> _BRIEF_
Quote the entries in full, character for character, without their images.

> _PROVIDED MATERIAL_
----
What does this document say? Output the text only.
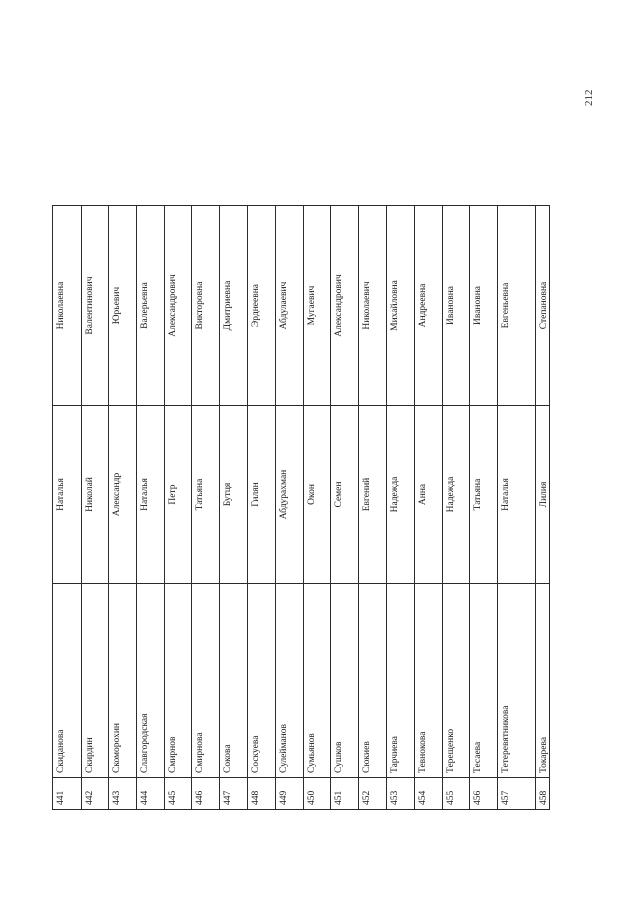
212
441
Скиданова
Наталья
Николаевна
442
Скирдин
Николай
Валентинович
443
Скоморохин
Александр
Юрьевич
444
Славгородская
Наталья
Валерьевна
445
Смирнов
Петр
Александрович
446
Смирнова
Татьяна
Викторовна
447
Сокова
Бутця
Дмитриевна
448
Соскуева
Гилян
Эрднеевна
449
Сулейманов
Абдурахман
Абдулаевич
450
Сумьянов
Окон
Мугаевич
451
Сушков
Семен
Александрович
452
Сюкиев
Евгений
Николаевич
453
Тарчиева
Надежда
Михайловна
454
Тевнокова
Анна
Андреевна
455
Терещенко
Надежда
Ивановна
456
Тесаева
Татьяна
Ивановна
457
Тетеревятникова
Наталья
Евгеньевна
458
Токарева
Лилия
Степановна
----
> _FINISHED ANSWER_
What does this document say? Output the text only.
212
441
Скиданова
Наталья
Николаевна
442
Скирдин
Николай
Валентинович
443
Скоморохин
Александр
Юрьевич
444
Славгородская
Наталья
Валерьевна
445
Смирнов
Петр
Александрович
446
Смирнова
Татьяна
Викторовна
447
Сокова
Бутця
Дмитриевна
448
Соскуева
Гилян
Эрднеевна
449
Сулейманов
Абдурахман
Абдулаевич
450
Сумьянов
Окон
Мугаевич
451
Сушков
Семен
Александрович
452
Сюкиев
Евгений
Николаевич
453
Тарчиева
Надежда
Михайловна
454
Тевнокова
Анна
Андреевна
455
Терещенко
Надежда
Ивановна
456
Тесаева
Татьяна
Ивановна
457
Тетеревятникова
Наталья
Евгеньевна
458
Токарева
Лилия
Степановна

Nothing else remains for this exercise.